Extract the full set of records, then give each one again exactly.
* BEGIN DATA TO PROCESS *
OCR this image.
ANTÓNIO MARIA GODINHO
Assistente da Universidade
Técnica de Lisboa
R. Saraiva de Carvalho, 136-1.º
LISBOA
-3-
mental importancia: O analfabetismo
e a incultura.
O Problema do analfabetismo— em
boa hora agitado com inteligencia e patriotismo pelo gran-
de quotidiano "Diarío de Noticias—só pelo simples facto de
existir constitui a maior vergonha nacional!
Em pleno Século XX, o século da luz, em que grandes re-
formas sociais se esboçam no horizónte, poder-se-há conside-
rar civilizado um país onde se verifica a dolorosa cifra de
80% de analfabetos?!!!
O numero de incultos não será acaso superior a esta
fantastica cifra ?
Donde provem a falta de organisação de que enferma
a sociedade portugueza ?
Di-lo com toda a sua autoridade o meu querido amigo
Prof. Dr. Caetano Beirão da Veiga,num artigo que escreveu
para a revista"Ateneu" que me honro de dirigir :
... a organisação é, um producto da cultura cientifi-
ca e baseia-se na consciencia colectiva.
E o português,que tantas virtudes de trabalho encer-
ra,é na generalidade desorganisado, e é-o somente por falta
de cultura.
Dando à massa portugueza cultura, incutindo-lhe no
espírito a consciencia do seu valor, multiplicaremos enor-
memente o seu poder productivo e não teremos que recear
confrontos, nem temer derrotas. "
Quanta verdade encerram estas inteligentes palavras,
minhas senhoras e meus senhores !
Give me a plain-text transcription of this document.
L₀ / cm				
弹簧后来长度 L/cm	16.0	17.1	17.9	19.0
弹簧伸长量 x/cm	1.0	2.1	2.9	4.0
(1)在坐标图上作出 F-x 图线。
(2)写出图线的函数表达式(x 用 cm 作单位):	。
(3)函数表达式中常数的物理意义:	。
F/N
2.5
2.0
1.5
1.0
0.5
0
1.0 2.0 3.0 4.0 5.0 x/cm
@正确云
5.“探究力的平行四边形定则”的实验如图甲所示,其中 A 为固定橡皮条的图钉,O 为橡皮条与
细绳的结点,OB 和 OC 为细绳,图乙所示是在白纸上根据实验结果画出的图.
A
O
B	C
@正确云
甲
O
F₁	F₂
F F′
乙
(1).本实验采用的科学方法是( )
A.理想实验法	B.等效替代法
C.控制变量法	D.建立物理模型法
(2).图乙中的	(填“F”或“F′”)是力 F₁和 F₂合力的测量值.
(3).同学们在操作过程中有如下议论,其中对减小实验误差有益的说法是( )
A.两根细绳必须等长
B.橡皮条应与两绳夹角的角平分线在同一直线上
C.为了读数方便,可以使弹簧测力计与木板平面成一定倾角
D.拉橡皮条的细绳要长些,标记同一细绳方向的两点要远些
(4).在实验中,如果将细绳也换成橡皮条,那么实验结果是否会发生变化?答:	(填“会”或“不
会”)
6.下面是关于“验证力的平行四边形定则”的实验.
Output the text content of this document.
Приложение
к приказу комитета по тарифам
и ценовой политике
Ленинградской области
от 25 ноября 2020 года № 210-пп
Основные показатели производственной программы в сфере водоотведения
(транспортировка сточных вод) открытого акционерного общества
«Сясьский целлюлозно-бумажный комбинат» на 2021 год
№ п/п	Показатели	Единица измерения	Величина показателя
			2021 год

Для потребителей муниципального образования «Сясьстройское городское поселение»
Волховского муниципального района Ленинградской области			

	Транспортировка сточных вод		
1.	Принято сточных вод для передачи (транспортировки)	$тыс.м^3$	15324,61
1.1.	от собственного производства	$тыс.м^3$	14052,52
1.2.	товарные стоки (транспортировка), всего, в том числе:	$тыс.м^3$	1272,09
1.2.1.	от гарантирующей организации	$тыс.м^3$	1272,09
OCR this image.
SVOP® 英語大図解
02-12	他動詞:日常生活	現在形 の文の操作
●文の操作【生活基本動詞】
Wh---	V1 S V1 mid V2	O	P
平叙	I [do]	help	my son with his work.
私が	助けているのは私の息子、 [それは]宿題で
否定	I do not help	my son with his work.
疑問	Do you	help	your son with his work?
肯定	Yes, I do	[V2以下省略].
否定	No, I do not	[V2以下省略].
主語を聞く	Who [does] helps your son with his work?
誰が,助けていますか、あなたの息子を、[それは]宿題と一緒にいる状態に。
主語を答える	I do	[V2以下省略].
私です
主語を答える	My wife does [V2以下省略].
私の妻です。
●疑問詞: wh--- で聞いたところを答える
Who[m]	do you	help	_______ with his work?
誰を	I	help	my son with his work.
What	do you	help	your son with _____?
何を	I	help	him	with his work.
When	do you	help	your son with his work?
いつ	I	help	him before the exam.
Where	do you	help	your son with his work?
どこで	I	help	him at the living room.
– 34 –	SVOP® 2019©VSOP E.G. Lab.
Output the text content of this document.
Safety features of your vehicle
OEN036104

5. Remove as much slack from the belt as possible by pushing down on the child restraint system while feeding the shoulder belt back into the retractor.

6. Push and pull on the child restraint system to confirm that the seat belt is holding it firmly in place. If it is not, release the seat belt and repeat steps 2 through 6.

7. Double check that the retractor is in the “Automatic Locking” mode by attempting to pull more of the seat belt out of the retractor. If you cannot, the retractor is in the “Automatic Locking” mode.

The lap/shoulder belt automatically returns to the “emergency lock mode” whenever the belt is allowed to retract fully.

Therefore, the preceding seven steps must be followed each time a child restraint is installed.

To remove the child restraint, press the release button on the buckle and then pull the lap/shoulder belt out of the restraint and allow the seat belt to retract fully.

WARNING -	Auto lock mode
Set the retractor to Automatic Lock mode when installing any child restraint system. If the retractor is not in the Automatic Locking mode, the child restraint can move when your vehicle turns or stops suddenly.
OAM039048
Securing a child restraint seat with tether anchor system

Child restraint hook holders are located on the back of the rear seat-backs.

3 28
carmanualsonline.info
* END DATA TO PROCESS *
● TASK RESPONSE
OCR this image.
ANTÓNIO MARIA GODINHO
Assistente da Universidade
Técnica de Lisboa
R. Saraiva de Carvalho, 136-1.º
LISBOA
-3-
mental importancia: O analfabetismo
e a incultura.
O Problema do analfabetismo— em
boa hora agitado com inteligencia e patriotismo pelo gran-
de quotidiano "Diarío de Noticias—só pelo simples facto de
existir constitui a maior vergonha nacional!
Em pleno Século XX, o século da luz, em que grandes re-
formas sociais se esboçam no horizónte, poder-se-há conside-
rar civilizado um país onde se verifica a dolorosa cifra de
80% de analfabetos?!!!
O numero de incultos não será acaso superior a esta
fantastica cifra ?
Donde provem a falta de organisação de que enferma
a sociedade portugueza ?
Di-lo com toda a sua autoridade o meu querido amigo
Prof. Dr. Caetano Beirão da Veiga,num artigo que escreveu
para a revista"Ateneu" que me honro de dirigir :
... a organisação é, um producto da cultura cientifi-
ca e baseia-se na consciencia colectiva.
E o português,que tantas virtudes de trabalho encer-
ra,é na generalidade desorganisado, e é-o somente por falta
de cultura.
Dando à massa portugueza cultura, incutindo-lhe no
espírito a consciencia do seu valor, multiplicaremos enor-
memente o seu poder productivo e não teremos que recear
confrontos, nem temer derrotas. "
Quanta verdade encerram estas inteligentes palavras,
minhas senhoras e meus senhores !
Give me a plain-text transcription of this document.
L₀ / cm				
弹簧后来长度 L/cm	16.0	17.1	17.9	19.0
弹簧伸长量 x/cm	1.0	2.1	2.9	4.0
(1)在坐标图上作出 F-x 图线。
(2)写出图线的函数表达式(x 用 cm 作单位):	。
(3)函数表达式中常数的物理意义:	。
F/N
2.5
2.0
1.5
1.0
0.5
0
1.0 2.0 3.0 4.0 5.0 x/cm
@正确云
5.“探究力的平行四边形定则”的实验如图甲所示,其中 A 为固定橡皮条的图钉,O 为橡皮条与
细绳的结点,OB 和 OC 为细绳,图乙所示是在白纸上根据实验结果画出的图.
A
O
B	C
@正确云
甲
O
F₁	F₂
F F′
乙
(1).本实验采用的科学方法是( )
A.理想实验法	B.等效替代法
C.控制变量法	D.建立物理模型法
(2).图乙中的	(填“F”或“F′”)是力 F₁和 F₂合力的测量值.
(3).同学们在操作过程中有如下议论,其中对减小实验误差有益的说法是( )
A.两根细绳必须等长
B.橡皮条应与两绳夹角的角平分线在同一直线上
C.为了读数方便,可以使弹簧测力计与木板平面成一定倾角
D.拉橡皮条的细绳要长些,标记同一细绳方向的两点要远些
(4).在实验中,如果将细绳也换成橡皮条,那么实验结果是否会发生变化?答:	(填“会”或“不
会”)
6.下面是关于“验证力的平行四边形定则”的实验.
Output the text content of this document.
Приложение
к приказу комитета по тарифам
и ценовой политике
Ленинградской области
от 25 ноября 2020 года № 210-пп
Основные показатели производственной программы в сфере водоотведения
(транспортировка сточных вод) открытого акционерного общества
«Сясьский целлюлозно-бумажный комбинат» на 2021 год
№ п/п	Показатели	Единица измерения	Величина показателя
			2021 год

Для потребителей муниципального образования «Сясьстройское городское поселение»
Волховского муниципального района Ленинградской области			

	Транспортировка сточных вод		
1.	Принято сточных вод для передачи (транспортировки)	$тыс.м^3$	15324,61
1.1.	от собственного производства	$тыс.м^3$	14052,52
1.2.	товарные стоки (транспортировка), всего, в том числе:	$тыс.м^3$	1272,09
1.2.1.	от гарантирующей организации	$тыс.м^3$	1272,09
OCR this image.
SVOP® 英語大図解
02-12	他動詞:日常生活	現在形 の文の操作
●文の操作【生活基本動詞】
Wh---	V1 S V1 mid V2	O	P
平叙	I [do]	help	my son with his work.
私が	助けているのは私の息子、 [それは]宿題で
否定	I do not help	my son with his work.
疑問	Do you	help	your son with his work?
肯定	Yes, I do	[V2以下省略].
否定	No, I do not	[V2以下省略].
主語を聞く	Who [does] helps your son with his work?
誰が,助けていますか、あなたの息子を、[それは]宿題と一緒にいる状態に。
主語を答える	I do	[V2以下省略].
私です
主語を答える	My wife does [V2以下省略].
私の妻です。
●疑問詞: wh--- で聞いたところを答える
Who[m]	do you	help	_______ with his work?
誰を	I	help	my son with his work.
What	do you	help	your son with _____?
何を	I	help	him	with his work.
When	do you	help	your son with his work?
いつ	I	help	him before the exam.
Where	do you	help	your son with his work?
どこで	I	help	him at the living room.
– 34 –	SVOP® 2019©VSOP E.G. Lab.
Output the text content of this document.
Safety features of your vehicle
OEN036104

5. Remove as much slack from the belt as possible by pushing down on the child restraint system while feeding the shoulder belt back into the retractor.

6. Push and pull on the child restraint system to confirm that the seat belt is holding it firmly in place. If it is not, release the seat belt and repeat steps 2 through 6.

7. Double check that the retractor is in the “Automatic Locking” mode by attempting to pull more of the seat belt out of the retractor. If you cannot, the retractor is in the “Automatic Locking” mode.

The lap/shoulder belt automatically returns to the “emergency lock mode” whenever the belt is allowed to retract fully.

Therefore, the preceding seven steps must be followed each time a child restraint is installed.

To remove the child restraint, press the release button on the buckle and then pull the lap/shoulder belt out of the restraint and allow the seat belt to retract fully.

WARNING -	Auto lock mode
Set the retractor to Automatic Lock mode when installing any child restraint system. If the retractor is not in the Automatic Locking mode, the child restraint can move when your vehicle turns or stops suddenly.
OAM039048
Securing a child restraint seat with tether anchor system

Child restraint hook holders are located on the back of the rear seat-backs.

3 28
carmanualsonline.info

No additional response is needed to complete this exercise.